[Start RECORDED INFORMATION]

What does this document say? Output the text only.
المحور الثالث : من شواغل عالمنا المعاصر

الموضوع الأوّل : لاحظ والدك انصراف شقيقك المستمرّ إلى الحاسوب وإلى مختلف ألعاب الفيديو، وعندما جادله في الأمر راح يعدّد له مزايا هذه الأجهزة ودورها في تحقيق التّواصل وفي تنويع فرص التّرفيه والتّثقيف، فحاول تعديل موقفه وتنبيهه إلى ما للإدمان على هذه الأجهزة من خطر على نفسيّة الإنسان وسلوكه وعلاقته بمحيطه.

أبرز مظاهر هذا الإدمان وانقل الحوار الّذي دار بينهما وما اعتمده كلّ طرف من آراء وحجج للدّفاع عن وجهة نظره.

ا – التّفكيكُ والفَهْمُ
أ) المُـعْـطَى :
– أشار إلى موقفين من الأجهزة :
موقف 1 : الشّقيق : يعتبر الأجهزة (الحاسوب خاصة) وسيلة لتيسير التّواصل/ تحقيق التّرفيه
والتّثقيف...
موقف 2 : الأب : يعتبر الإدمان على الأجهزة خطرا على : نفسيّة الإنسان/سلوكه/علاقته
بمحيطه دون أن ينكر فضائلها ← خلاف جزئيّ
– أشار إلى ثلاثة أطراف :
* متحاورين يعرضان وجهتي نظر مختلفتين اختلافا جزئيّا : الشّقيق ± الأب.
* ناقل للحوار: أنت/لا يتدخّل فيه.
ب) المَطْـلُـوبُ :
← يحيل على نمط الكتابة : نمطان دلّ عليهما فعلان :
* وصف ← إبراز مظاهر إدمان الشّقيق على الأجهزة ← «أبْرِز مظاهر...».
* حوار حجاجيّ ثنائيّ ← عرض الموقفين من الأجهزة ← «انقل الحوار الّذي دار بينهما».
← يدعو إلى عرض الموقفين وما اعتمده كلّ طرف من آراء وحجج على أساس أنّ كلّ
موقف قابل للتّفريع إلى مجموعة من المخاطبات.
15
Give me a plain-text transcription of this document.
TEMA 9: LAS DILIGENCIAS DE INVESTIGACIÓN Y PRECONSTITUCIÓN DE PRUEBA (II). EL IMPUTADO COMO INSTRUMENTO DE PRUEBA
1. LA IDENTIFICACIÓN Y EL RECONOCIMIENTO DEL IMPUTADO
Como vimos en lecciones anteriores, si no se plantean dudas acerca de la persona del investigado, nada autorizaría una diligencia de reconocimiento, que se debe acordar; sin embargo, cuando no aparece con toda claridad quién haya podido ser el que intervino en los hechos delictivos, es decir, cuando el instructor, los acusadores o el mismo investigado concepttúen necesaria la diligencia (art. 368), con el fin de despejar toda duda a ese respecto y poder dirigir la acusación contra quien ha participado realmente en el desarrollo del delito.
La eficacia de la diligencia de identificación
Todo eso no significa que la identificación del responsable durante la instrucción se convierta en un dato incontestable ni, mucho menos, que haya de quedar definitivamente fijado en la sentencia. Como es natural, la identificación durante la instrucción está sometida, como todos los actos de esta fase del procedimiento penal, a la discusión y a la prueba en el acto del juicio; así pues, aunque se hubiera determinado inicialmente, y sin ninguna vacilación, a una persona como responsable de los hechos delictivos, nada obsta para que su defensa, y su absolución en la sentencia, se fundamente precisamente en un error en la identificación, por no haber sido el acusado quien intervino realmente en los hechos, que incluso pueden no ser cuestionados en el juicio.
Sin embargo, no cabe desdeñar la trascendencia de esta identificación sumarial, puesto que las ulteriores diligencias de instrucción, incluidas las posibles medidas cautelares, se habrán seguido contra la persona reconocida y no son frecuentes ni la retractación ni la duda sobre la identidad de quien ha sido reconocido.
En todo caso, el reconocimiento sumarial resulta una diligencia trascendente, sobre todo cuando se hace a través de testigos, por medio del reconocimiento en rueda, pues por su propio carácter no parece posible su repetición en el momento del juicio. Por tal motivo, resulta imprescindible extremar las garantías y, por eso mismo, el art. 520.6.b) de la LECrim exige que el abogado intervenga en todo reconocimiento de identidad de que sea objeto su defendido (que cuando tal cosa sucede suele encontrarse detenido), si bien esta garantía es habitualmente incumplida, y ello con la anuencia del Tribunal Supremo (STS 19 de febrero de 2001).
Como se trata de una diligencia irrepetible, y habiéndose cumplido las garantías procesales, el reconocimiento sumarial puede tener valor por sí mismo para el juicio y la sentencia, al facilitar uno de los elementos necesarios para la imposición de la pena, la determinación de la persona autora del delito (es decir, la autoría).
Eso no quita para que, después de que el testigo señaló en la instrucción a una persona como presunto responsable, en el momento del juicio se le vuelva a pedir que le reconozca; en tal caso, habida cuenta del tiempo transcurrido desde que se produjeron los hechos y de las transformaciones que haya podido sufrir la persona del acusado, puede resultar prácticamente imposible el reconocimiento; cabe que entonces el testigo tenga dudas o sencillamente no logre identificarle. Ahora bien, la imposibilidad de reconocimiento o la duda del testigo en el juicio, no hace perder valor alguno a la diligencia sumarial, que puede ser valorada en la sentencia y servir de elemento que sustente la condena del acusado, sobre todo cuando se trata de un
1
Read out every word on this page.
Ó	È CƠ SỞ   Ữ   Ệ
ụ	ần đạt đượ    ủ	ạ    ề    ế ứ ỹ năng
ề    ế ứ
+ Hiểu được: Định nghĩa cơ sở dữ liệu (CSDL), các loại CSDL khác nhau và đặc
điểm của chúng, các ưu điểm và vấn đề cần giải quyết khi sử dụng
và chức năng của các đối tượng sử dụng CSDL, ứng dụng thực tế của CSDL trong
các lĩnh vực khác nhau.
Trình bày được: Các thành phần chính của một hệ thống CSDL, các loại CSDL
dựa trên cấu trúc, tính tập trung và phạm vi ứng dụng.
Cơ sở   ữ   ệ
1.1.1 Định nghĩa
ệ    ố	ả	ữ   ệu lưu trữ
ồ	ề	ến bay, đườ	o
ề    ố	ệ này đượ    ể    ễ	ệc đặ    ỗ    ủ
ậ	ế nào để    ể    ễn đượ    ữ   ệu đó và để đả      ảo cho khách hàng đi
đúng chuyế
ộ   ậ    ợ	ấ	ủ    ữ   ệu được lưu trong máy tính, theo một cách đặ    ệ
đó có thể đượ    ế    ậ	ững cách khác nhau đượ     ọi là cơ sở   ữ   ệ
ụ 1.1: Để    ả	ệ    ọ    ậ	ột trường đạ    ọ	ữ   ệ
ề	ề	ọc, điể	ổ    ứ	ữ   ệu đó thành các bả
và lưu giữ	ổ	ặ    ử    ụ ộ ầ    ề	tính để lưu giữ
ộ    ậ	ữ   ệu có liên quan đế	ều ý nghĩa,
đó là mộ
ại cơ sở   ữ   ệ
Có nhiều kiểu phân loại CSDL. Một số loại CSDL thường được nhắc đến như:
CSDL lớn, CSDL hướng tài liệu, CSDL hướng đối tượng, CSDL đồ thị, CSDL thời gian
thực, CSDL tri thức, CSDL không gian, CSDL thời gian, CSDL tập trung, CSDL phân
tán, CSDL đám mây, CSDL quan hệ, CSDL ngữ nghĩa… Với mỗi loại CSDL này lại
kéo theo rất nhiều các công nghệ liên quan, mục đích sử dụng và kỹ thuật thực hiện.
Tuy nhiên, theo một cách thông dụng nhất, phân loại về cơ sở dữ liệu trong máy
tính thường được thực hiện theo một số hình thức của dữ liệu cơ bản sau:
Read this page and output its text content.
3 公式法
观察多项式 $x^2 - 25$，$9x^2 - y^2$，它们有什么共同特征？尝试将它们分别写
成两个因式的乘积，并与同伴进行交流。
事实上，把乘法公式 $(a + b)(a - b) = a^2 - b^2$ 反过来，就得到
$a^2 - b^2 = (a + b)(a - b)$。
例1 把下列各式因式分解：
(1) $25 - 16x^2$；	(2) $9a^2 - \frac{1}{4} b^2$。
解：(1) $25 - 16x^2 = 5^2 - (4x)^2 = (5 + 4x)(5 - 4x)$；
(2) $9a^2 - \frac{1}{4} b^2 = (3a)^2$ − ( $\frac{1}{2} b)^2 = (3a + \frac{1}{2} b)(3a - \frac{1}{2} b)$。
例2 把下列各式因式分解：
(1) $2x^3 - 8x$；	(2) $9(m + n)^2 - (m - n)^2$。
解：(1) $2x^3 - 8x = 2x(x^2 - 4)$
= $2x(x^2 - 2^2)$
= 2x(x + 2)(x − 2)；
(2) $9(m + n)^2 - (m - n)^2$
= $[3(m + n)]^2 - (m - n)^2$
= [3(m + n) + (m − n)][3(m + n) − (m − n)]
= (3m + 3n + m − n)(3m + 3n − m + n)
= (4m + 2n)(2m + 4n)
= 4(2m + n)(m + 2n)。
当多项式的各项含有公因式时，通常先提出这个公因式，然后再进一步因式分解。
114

[End RECORDED INFORMATION]

- JOB: Search the data for the string "ثقيف" and copy each line where it appears.

- CORRECT ANSWER:
الموضوع الأوّل : لاحظ والدك انصراف شقيقك المستمرّ إلى الحاسوب وإلى مختلف ألعاب الفيديو، وعندما جادله في الأمر راح يعدّد له مزايا هذه الأجهزة ودورها في تحقيق التّواصل وفي تنويع فرص التّرفيه والتّثقيف، فحاول تعديل موقفه وتنبيهه إلى ما للإدمان على هذه الأجهزة من خطر على نفسيّة الإنسان وسلوكه وعلاقته بمحيطه.
والتّثقيف...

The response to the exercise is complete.